» **Your instructions**
Write the data out again, character for character, with no images.

* start Input data *

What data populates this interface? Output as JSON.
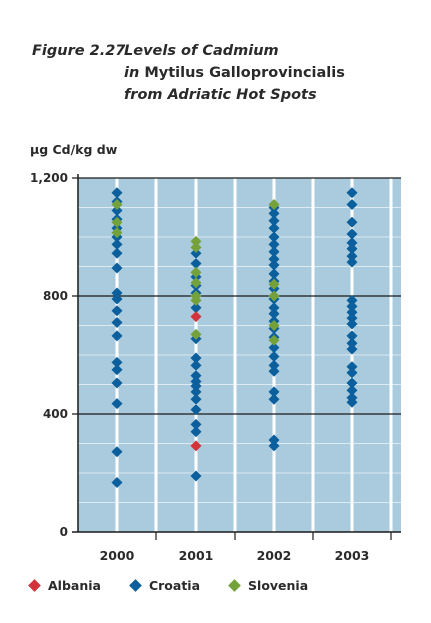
{
  "figure": {
    "number": "Figure 2.27",
    "title_line1": "Levels of Cadmium",
    "title_line2_prefix": "in",
    "title_line2_rest": "Mytilus Galloprovincialis",
    "title_line3": "from Adriatic Hot Spots"
  },
  "colors": {
    "plot_bg": "#a9cbdd",
    "gridline": "#ffffff",
    "axis": "#1a1a1a",
    "Albania": "#d2333a",
    "Croatia": "#0b5f9c",
    "Slovenia": "#74a13a"
  },
  "chart_data": {
    "type": "scatter",
    "ylabel": "µg Cd/kg dw",
    "ylim": [
      0,
      1200
    ],
    "yticks": [
      0,
      400,
      800,
      1200
    ],
    "ytick_labels": [
      "0",
      "400",
      "800",
      "1,200"
    ],
    "categories": [
      "2000",
      "2001",
      "2002",
      "2003"
    ],
    "grid": true,
    "legend_position": "bottom",
    "series": [
      {
        "name": "Albania",
        "points": [
          {
            "x": "2001",
            "y": 730
          },
          {
            "x": "2001",
            "y": 292
          }
        ]
      },
      {
        "name": "Croatia",
        "points": [
          {
            "x": "2000",
            "y": 1150
          },
          {
            "x": "2000",
            "y": 1120
          },
          {
            "x": "2000",
            "y": 1090
          },
          {
            "x": "2000",
            "y": 1060
          },
          {
            "x": "2000",
            "y": 1030
          },
          {
            "x": "2000",
            "y": 1000
          },
          {
            "x": "2000",
            "y": 975
          },
          {
            "x": "2000",
            "y": 945
          },
          {
            "x": "2000",
            "y": 895
          },
          {
            "x": "2000",
            "y": 810
          },
          {
            "x": "2000",
            "y": 790
          },
          {
            "x": "2000",
            "y": 750
          },
          {
            "x": "2000",
            "y": 710
          },
          {
            "x": "2000",
            "y": 665
          },
          {
            "x": "2000",
            "y": 575
          },
          {
            "x": "2000",
            "y": 550
          },
          {
            "x": "2000",
            "y": 505
          },
          {
            "x": "2000",
            "y": 435
          },
          {
            "x": "2000",
            "y": 272
          },
          {
            "x": "2000",
            "y": 168
          },
          {
            "x": "2001",
            "y": 945
          },
          {
            "x": "2001",
            "y": 910
          },
          {
            "x": "2001",
            "y": 865
          },
          {
            "x": "2001",
            "y": 835
          },
          {
            "x": "2001",
            "y": 810
          },
          {
            "x": "2001",
            "y": 760
          },
          {
            "x": "2001",
            "y": 655
          },
          {
            "x": "2001",
            "y": 590
          },
          {
            "x": "2001",
            "y": 565
          },
          {
            "x": "2001",
            "y": 530
          },
          {
            "x": "2001",
            "y": 510
          },
          {
            "x": "2001",
            "y": 495
          },
          {
            "x": "2001",
            "y": 475
          },
          {
            "x": "2001",
            "y": 450
          },
          {
            "x": "2001",
            "y": 415
          },
          {
            "x": "2001",
            "y": 365
          },
          {
            "x": "2001",
            "y": 340
          },
          {
            "x": "2001",
            "y": 190
          },
          {
            "x": "2002",
            "y": 1100
          },
          {
            "x": "2002",
            "y": 1080
          },
          {
            "x": "2002",
            "y": 1055
          },
          {
            "x": "2002",
            "y": 1030
          },
          {
            "x": "2002",
            "y": 1000
          },
          {
            "x": "2002",
            "y": 975
          },
          {
            "x": "2002",
            "y": 950
          },
          {
            "x": "2002",
            "y": 925
          },
          {
            "x": "2002",
            "y": 905
          },
          {
            "x": "2002",
            "y": 875
          },
          {
            "x": "2002",
            "y": 850
          },
          {
            "x": "2002",
            "y": 825
          },
          {
            "x": "2002",
            "y": 790
          },
          {
            "x": "2002",
            "y": 760
          },
          {
            "x": "2002",
            "y": 740
          },
          {
            "x": "2002",
            "y": 715
          },
          {
            "x": "2002",
            "y": 690
          },
          {
            "x": "2002",
            "y": 660
          },
          {
            "x": "2002",
            "y": 625
          },
          {
            "x": "2002",
            "y": 595
          },
          {
            "x": "2002",
            "y": 565
          },
          {
            "x": "2002",
            "y": 545
          },
          {
            "x": "2002",
            "y": 475
          },
          {
            "x": "2002",
            "y": 450
          },
          {
            "x": "2002",
            "y": 312
          },
          {
            "x": "2002",
            "y": 292
          },
          {
            "x": "2003",
            "y": 1150
          },
          {
            "x": "2003",
            "y": 1110
          },
          {
            "x": "2003",
            "y": 1050
          },
          {
            "x": "2003",
            "y": 1010
          },
          {
            "x": "2003",
            "y": 980
          },
          {
            "x": "2003",
            "y": 960
          },
          {
            "x": "2003",
            "y": 935
          },
          {
            "x": "2003",
            "y": 915
          },
          {
            "x": "2003",
            "y": 785
          },
          {
            "x": "2003",
            "y": 765
          },
          {
            "x": "2003",
            "y": 745
          },
          {
            "x": "2003",
            "y": 725
          },
          {
            "x": "2003",
            "y": 705
          },
          {
            "x": "2003",
            "y": 665
          },
          {
            "x": "2003",
            "y": 640
          },
          {
            "x": "2003",
            "y": 620
          },
          {
            "x": "2003",
            "y": 560
          },
          {
            "x": "2003",
            "y": 540
          },
          {
            "x": "2003",
            "y": 505
          },
          {
            "x": "2003",
            "y": 480
          },
          {
            "x": "2003",
            "y": 455
          },
          {
            "x": "2003",
            "y": 440
          }
        ]
      },
      {
        "name": "Slovenia",
        "points": [
          {
            "x": "2000",
            "y": 1110
          },
          {
            "x": "2000",
            "y": 1050
          },
          {
            "x": "2000",
            "y": 1015
          },
          {
            "x": "2001",
            "y": 985
          },
          {
            "x": "2001",
            "y": 965
          },
          {
            "x": "2001",
            "y": 880
          },
          {
            "x": "2001",
            "y": 845
          },
          {
            "x": "2001",
            "y": 800
          },
          {
            "x": "2001",
            "y": 785
          },
          {
            "x": "2001",
            "y": 670
          },
          {
            "x": "2002",
            "y": 1110
          },
          {
            "x": "2002",
            "y": 840
          },
          {
            "x": "2002",
            "y": 800
          },
          {
            "x": "2002",
            "y": 700
          },
          {
            "x": "2002",
            "y": 650
          }
        ]
      }
    ]
  }
}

* end Input data *

» **Response to the task**
What data populates this interface? Output as JSON.
{
  "figure": {
    "number": "Figure 2.27",
    "title_line1": "Levels of Cadmium",
    "title_line2_prefix": "in",
    "title_line2_rest": "Mytilus Galloprovincialis",
    "title_line3": "from Adriatic Hot Spots"
  },
  "colors": {
    "plot_bg": "#a9cbdd",
    "gridline": "#ffffff",
    "axis": "#1a1a1a",
    "Albania": "#d2333a",
    "Croatia": "#0b5f9c",
    "Slovenia": "#74a13a"
  },
  "chart_data": {
    "type": "scatter",
    "ylabel": "µg Cd/kg dw",
    "ylim": [
      0,
      1200
    ],
    "yticks": [
      0,
      400,
      800,
      1200
    ],
    "ytick_labels": [
      "0",
      "400",
      "800",
      "1,200"
    ],
    "categories": [
      "2000",
      "2001",
      "2002",
      "2003"
    ],
    "grid": true,
    "legend_position": "bottom",
    "series": [
      {
        "name": "Albania",
        "points": [
          {
            "x": "2001",
            "y": 730
          },
          {
            "x": "2001",
            "y": 292
          }
        ]
      },
      {
        "name": "Croatia",
        "points": [
          {
            "x": "2000",
            "y": 1150
          },
          {
            "x": "2000",
            "y": 1120
          },
          {
            "x": "2000",
            "y": 1090
          },
          {
            "x": "2000",
            "y": 1060
          },
          {
            "x": "2000",
            "y": 1030
          },
          {
            "x": "2000",
            "y": 1000
          },
          {
            "x": "2000",
            "y": 975
          },
          {
            "x": "2000",
            "y": 945
          },
          {
            "x": "2000",
            "y": 895
          },
          {
            "x": "2000",
            "y": 810
          },
          {
            "x": "2000",
            "y": 790
          },
          {
            "x": "2000",
            "y": 750
          },
          {
            "x": "2000",
            "y": 710
          },
          {
            "x": "2000",
            "y": 665
          },
          {
            "x": "2000",
            "y": 575
          },
          {
            "x": "2000",
            "y": 550
          },
          {
            "x": "2000",
            "y": 505
          },
          {
            "x": "2000",
            "y": 435
          },
          {
            "x": "2000",
            "y": 272
          },
          {
            "x": "2000",
            "y": 168
          },
          {
            "x": "2001",
            "y": 945
          },
          {
            "x": "2001",
            "y": 910
          },
          {
            "x": "2001",
            "y": 865
          },
          {
            "x": "2001",
            "y": 835
          },
          {
            "x": "2001",
            "y": 810
          },
          {
            "x": "2001",
            "y": 760
          },
          {
            "x": "2001",
            "y": 655
          },
          {
            "x": "2001",
            "y": 590
          },
          {
            "x": "2001",
            "y": 565
          },
          {
            "x": "2001",
            "y": 530
          },
          {
            "x": "2001",
            "y": 510
          },
          {
            "x": "2001",
            "y": 495
          },
          {
            "x": "2001",
            "y": 475
          },
          {
            "x": "2001",
            "y": 450
          },
          {
            "x": "2001",
            "y": 415
          },
          {
            "x": "2001",
            "y": 365
          },
          {
            "x": "2001",
            "y": 340
          },
          {
            "x": "2001",
            "y": 190
          },
          {
            "x": "2002",
            "y": 1100
          },
          {
            "x": "2002",
            "y": 1080
          },
          {
            "x": "2002",
            "y": 1055
          },
          {
            "x": "2002",
            "y": 1030
          },
          {
            "x": "2002",
            "y": 1000
          },
          {
            "x": "2002",
            "y": 975
          },
          {
            "x": "2002",
            "y": 950
          },
          {
            "x": "2002",
            "y": 925
          },
          {
            "x": "2002",
            "y": 905
          },
          {
            "x": "2002",
            "y": 875
          },
          {
            "x": "2002",
            "y": 850
          },
          {
            "x": "2002",
            "y": 825
          },
          {
            "x": "2002",
            "y": 790
          },
          {
            "x": "2002",
            "y": 760
          },
          {
            "x": "2002",
            "y": 740
          },
          {
            "x": "2002",
            "y": 715
          },
          {
            "x": "2002",
            "y": 690
          },
          {
            "x": "2002",
            "y": 660
          },
          {
            "x": "2002",
            "y": 625
          },
          {
            "x": "2002",
            "y": 595
          },
          {
            "x": "2002",
            "y": 565
          },
          {
            "x": "2002",
            "y": 545
          },
          {
            "x": "2002",
            "y": 475
          },
          {
            "x": "2002",
            "y": 450
          },
          {
            "x": "2002",
            "y": 312
          },
          {
            "x": "2002",
            "y": 292
          },
          {
            "x": "2003",
            "y": 1150
          },
          {
            "x": "2003",
            "y": 1110
          },
          {
            "x": "2003",
            "y": 1050
          },
          {
            "x": "2003",
            "y": 1010
          },
          {
            "x": "2003",
            "y": 980
          },
          {
            "x": "2003",
            "y": 960
          },
          {
            "x": "2003",
            "y": 935
          },
          {
            "x": "2003",
            "y": 915
          },
          {
            "x": "2003",
            "y": 785
          },
          {
            "x": "2003",
            "y": 765
          },
          {
            "x": "2003",
            "y": 745
          },
          {
            "x": "2003",
            "y": 725
          },
          {
            "x": "2003",
            "y": 705
          },
          {
            "x": "2003",
            "y": 665
          },
          {
            "x": "2003",
            "y": 640
          },
          {
            "x": "2003",
            "y": 620
          },
          {
            "x": "2003",
            "y": 560
          },
          {
            "x": "2003",
            "y": 540
          },
          {
            "x": "2003",
            "y": 505
          },
          {
            "x": "2003",
            "y": 480
          },
          {
            "x": "2003",
            "y": 455
          },
          {
            "x": "2003",
            "y": 440
          }
        ]
      },
      {
        "name": "Slovenia",
        "points": [
          {
            "x": "2000",
            "y": 1110
          },
          {
            "x": "2000",
            "y": 1050
          },
          {
            "x": "2000",
            "y": 1015
          },
          {
            "x": "2001",
            "y": 985
          },
          {
            "x": "2001",
            "y": 965
          },
          {
            "x": "2001",
            "y": 880
          },
          {
            "x": "2001",
            "y": 845
          },
          {
            "x": "2001",
            "y": 800
          },
          {
            "x": "2001",
            "y": 785
          },
          {
            "x": "2001",
            "y": 670
          },
          {
            "x": "2002",
            "y": 1110
          },
          {
            "x": "2002",
            "y": 840
          },
          {
            "x": "2002",
            "y": 800
          },
          {
            "x": "2002",
            "y": 700
          },
          {
            "x": "2002",
            "y": 650
          }
        ]
      }
    ]
  }
}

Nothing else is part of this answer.